▸ THE REQUEST
Show every line of the listing below that contains the word "with", copying each line in full. Case counts.

▸ DATA IN THIS EXERCISE
** START **

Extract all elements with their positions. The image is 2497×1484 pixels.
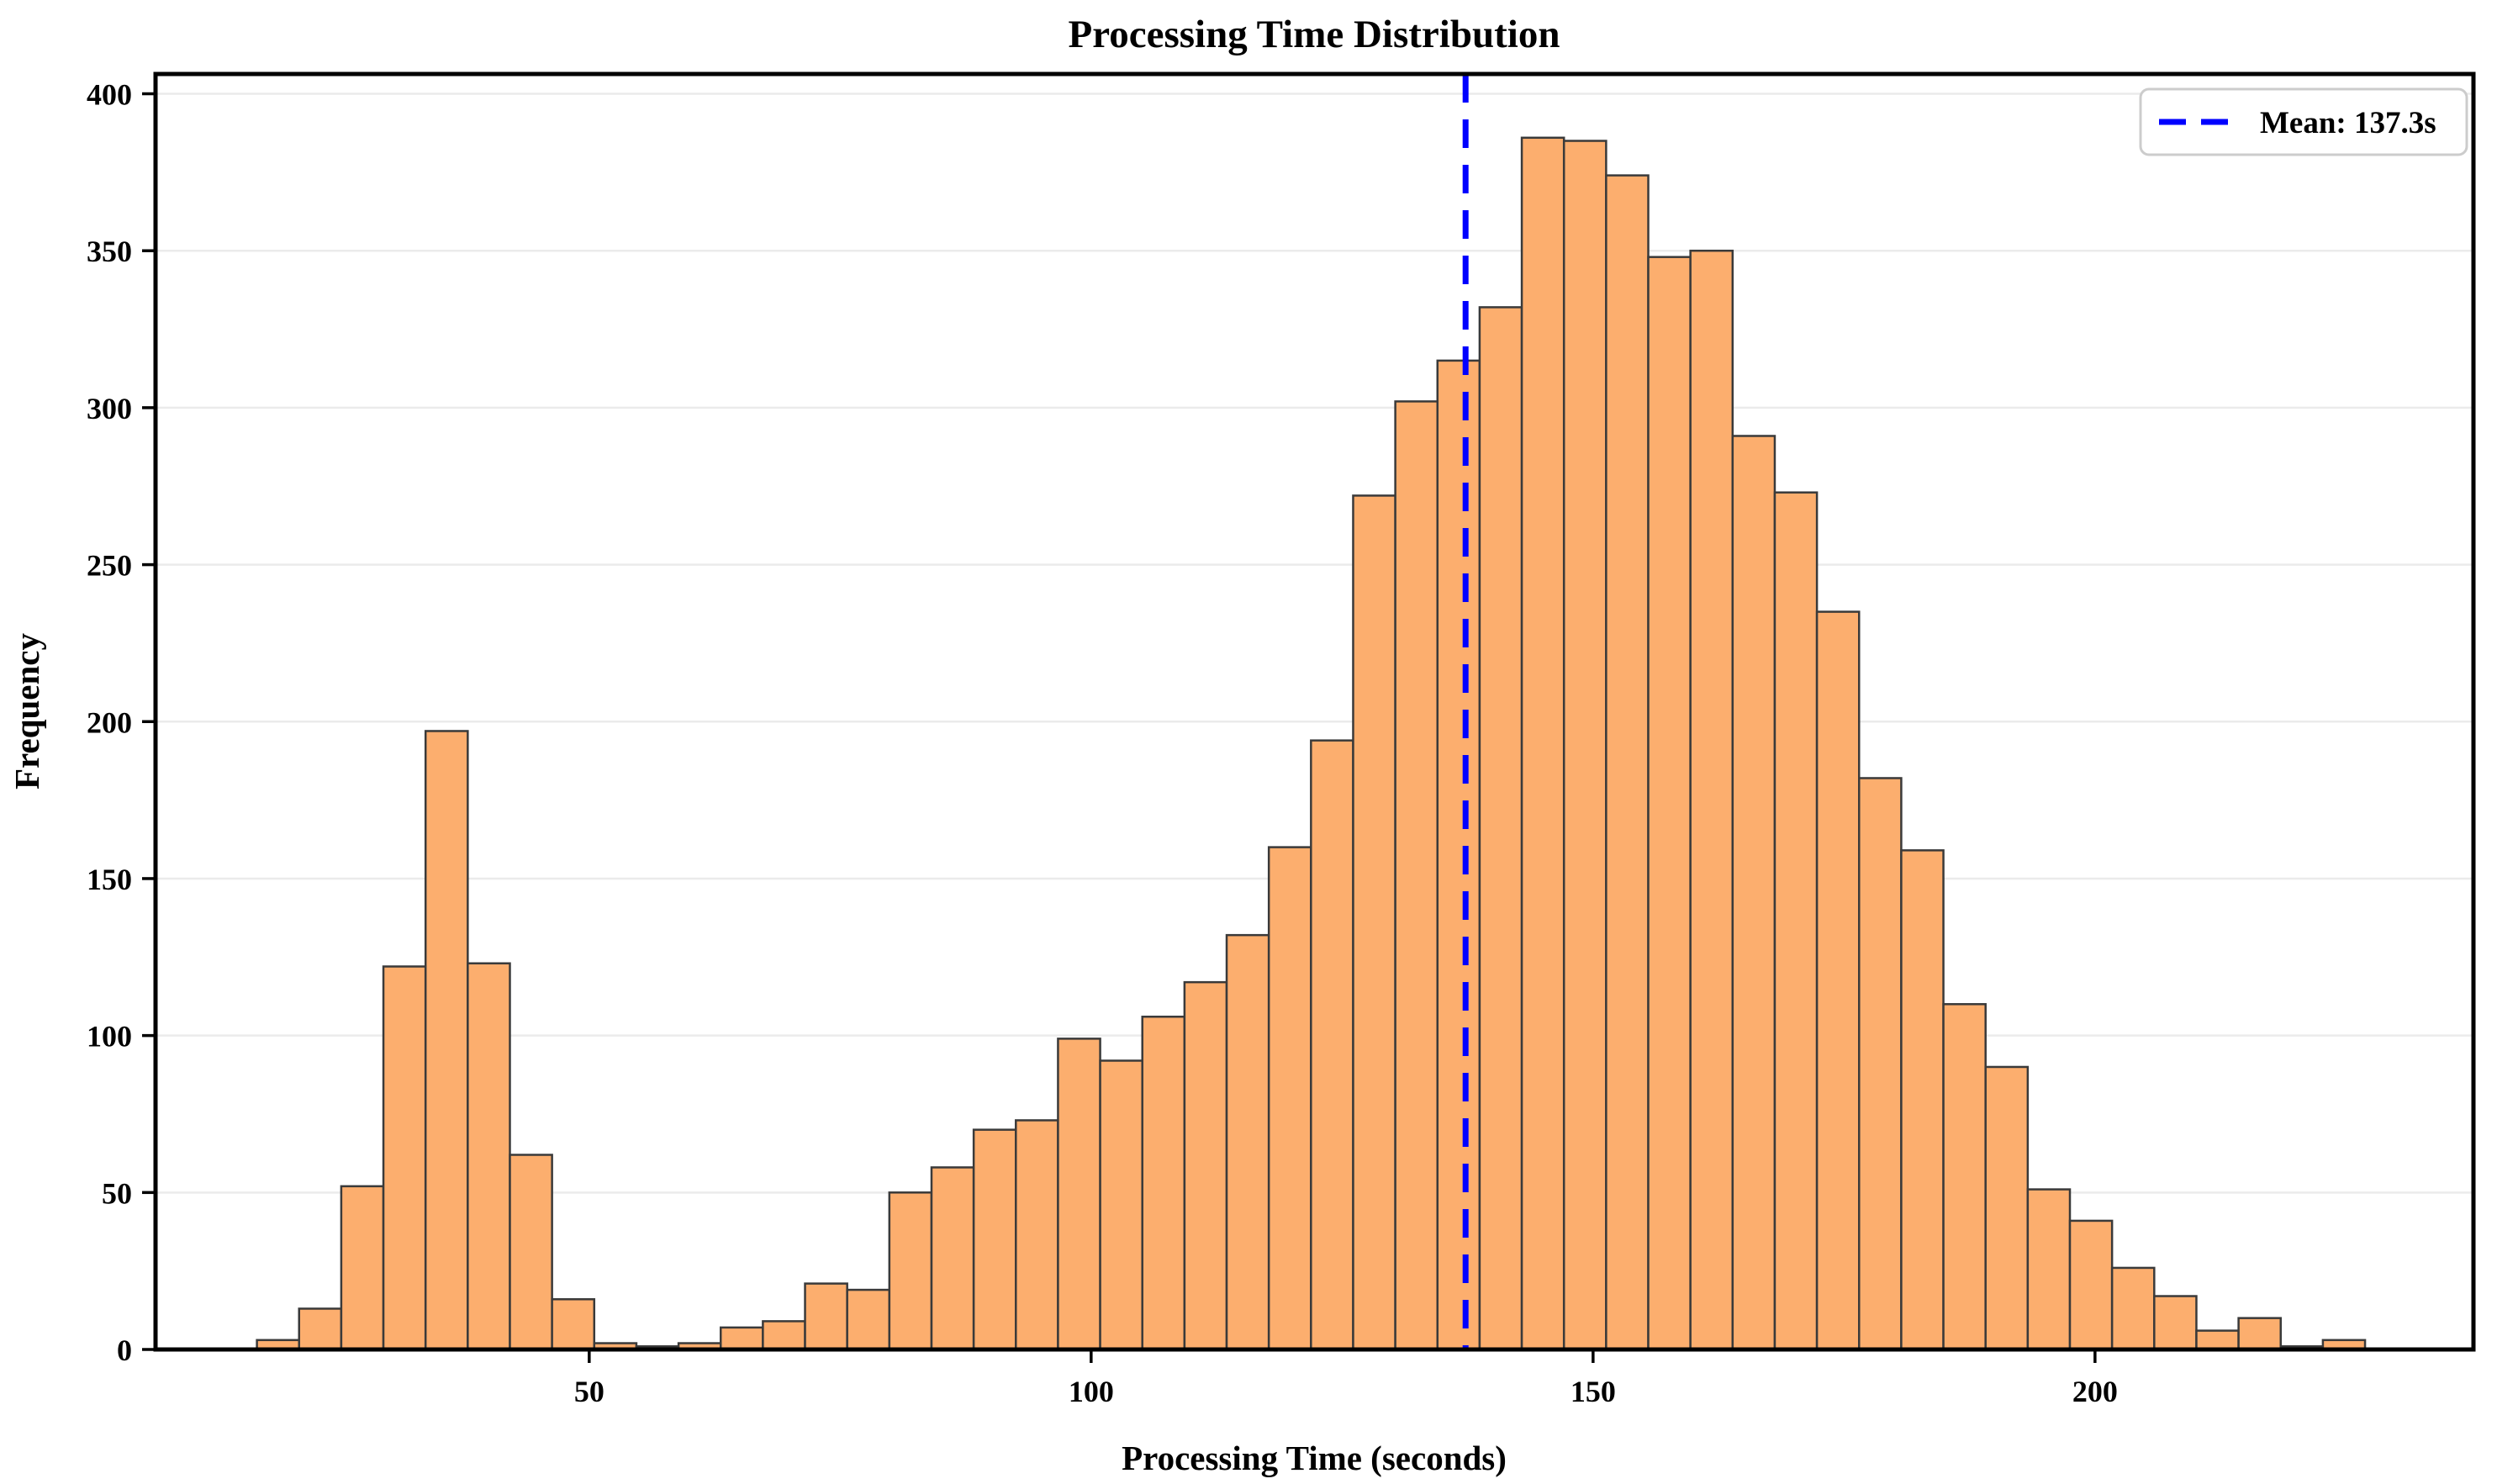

** END **
** START **

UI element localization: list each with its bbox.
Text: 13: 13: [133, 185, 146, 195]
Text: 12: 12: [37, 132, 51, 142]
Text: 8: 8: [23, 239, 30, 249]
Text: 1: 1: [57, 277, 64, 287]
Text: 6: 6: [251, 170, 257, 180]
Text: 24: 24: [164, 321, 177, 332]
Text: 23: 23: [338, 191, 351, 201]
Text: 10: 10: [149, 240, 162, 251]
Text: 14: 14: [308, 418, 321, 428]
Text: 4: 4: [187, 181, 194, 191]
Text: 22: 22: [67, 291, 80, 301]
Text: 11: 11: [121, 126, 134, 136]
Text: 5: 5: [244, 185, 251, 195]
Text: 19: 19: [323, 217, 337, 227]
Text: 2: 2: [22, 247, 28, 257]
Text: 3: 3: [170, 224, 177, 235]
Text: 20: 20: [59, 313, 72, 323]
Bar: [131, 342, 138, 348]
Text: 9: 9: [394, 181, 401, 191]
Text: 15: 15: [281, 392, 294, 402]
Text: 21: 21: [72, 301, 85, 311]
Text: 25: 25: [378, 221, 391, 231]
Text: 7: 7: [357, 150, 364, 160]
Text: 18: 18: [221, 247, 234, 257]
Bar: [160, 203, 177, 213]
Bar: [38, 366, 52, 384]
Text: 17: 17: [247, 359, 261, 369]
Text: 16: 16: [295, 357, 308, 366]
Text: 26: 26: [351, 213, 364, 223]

** END **

▸ FINAL RESULT
Extract all elements with their positions. The image is 2497×1484 pixels.
UI element localization: list each with its bbox.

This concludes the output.